For the listing underneath, give the count of lines containing the string "average" and nothing further.

• • • •

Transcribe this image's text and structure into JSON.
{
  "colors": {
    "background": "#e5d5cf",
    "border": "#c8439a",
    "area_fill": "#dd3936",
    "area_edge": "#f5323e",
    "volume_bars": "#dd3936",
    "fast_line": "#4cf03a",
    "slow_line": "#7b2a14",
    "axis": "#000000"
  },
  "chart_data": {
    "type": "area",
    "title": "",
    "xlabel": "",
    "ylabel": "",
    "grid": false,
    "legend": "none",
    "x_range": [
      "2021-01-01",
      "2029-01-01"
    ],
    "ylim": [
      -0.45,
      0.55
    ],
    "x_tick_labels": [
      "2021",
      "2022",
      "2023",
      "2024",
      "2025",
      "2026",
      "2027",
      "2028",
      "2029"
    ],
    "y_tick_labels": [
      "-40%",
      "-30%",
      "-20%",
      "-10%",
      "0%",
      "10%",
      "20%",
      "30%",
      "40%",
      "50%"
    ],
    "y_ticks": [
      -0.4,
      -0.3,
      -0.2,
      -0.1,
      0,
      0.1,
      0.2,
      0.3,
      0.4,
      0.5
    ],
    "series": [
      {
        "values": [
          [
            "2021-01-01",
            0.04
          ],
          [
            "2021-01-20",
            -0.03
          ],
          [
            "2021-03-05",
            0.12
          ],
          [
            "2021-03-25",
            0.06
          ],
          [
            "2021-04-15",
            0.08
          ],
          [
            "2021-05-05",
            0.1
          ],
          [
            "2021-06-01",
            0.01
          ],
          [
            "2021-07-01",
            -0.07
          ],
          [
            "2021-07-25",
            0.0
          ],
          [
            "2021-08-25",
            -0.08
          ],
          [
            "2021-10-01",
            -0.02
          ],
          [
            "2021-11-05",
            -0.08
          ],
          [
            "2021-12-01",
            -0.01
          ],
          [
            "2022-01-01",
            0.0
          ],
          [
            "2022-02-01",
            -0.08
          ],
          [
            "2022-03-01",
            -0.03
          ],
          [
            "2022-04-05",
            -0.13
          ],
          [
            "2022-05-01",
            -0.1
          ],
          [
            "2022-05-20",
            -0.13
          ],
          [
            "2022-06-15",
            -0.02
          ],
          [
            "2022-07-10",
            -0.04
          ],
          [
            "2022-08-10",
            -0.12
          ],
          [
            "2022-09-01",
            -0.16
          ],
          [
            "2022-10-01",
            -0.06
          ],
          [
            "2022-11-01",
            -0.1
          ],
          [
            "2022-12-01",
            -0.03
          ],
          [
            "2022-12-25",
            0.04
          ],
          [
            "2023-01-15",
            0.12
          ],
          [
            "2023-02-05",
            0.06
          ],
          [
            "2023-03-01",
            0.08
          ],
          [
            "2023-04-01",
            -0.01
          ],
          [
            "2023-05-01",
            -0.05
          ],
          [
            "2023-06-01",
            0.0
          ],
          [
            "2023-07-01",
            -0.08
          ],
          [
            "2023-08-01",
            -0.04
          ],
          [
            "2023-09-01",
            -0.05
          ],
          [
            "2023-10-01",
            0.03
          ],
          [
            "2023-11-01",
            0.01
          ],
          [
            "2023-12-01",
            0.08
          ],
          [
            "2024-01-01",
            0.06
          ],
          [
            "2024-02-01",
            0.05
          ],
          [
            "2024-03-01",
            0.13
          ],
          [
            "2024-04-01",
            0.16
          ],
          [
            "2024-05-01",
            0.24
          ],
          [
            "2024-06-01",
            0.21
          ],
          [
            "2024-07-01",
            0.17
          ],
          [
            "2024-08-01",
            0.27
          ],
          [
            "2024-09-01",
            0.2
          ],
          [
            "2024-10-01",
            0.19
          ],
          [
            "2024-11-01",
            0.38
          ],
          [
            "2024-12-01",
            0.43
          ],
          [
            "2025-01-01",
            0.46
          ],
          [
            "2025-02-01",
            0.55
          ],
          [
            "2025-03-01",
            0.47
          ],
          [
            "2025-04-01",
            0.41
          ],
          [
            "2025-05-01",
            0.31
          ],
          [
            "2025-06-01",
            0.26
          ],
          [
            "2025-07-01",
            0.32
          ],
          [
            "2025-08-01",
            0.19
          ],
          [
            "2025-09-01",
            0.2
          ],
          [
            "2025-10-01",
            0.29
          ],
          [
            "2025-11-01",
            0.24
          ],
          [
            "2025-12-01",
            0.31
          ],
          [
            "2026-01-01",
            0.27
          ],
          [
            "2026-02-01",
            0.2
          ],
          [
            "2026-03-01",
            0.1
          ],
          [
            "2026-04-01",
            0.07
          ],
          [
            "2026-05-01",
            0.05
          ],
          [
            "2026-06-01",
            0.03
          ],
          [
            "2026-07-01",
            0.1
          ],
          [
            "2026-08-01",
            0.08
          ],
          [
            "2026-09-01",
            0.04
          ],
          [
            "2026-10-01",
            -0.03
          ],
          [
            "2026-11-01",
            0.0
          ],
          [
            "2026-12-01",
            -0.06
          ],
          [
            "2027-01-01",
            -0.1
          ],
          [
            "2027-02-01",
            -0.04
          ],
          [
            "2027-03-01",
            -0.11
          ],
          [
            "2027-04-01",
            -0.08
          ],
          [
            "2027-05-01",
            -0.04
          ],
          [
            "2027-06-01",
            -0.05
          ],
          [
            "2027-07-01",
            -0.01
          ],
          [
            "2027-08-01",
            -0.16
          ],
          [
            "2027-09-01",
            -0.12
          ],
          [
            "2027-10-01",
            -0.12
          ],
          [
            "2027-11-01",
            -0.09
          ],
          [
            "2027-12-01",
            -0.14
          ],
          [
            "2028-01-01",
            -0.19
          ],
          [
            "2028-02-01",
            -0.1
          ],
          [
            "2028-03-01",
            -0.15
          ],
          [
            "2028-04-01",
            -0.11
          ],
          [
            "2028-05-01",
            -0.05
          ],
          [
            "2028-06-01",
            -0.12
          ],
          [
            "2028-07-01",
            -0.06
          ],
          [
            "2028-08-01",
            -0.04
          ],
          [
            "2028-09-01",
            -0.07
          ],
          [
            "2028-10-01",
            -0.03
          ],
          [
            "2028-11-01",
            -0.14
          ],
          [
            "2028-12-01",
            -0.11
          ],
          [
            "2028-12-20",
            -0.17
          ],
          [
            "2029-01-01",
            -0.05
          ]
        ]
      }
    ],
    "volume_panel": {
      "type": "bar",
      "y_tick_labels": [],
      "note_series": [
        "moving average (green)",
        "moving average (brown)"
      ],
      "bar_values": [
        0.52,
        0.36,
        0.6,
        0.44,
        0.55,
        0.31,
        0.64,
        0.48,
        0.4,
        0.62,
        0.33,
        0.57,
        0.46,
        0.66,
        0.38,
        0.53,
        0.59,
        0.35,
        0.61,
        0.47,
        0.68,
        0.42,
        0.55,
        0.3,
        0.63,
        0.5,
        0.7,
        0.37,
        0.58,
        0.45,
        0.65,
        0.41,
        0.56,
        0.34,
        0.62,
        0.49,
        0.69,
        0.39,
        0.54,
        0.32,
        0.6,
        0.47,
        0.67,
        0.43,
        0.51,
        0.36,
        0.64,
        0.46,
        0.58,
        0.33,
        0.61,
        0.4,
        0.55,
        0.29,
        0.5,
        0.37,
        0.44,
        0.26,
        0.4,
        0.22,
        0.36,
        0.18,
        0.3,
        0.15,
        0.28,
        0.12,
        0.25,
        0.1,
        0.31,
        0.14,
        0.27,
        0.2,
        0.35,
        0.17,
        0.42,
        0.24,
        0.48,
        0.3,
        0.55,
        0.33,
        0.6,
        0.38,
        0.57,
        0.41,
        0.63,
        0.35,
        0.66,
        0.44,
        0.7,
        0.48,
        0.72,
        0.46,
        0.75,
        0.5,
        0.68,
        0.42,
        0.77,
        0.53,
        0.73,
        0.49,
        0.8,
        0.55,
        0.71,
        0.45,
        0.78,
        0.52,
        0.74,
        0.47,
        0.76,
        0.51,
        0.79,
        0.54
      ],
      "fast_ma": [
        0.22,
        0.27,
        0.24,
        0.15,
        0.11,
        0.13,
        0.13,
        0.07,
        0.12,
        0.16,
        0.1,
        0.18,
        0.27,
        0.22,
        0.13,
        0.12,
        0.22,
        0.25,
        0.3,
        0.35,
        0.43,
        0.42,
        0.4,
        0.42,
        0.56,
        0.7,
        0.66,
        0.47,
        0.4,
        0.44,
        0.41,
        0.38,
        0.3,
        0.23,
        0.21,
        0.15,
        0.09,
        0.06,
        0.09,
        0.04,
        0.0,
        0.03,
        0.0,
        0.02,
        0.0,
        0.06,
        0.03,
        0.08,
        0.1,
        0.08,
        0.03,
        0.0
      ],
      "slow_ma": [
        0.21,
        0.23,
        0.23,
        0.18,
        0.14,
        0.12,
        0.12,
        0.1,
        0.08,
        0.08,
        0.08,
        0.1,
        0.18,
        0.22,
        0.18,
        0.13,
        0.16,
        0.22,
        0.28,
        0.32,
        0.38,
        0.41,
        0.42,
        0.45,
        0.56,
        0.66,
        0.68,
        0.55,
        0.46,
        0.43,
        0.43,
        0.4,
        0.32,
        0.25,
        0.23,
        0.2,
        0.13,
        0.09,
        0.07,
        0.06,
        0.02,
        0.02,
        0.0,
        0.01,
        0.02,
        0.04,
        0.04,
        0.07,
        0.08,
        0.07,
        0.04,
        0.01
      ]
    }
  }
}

• • • •

• **Written solution**: 2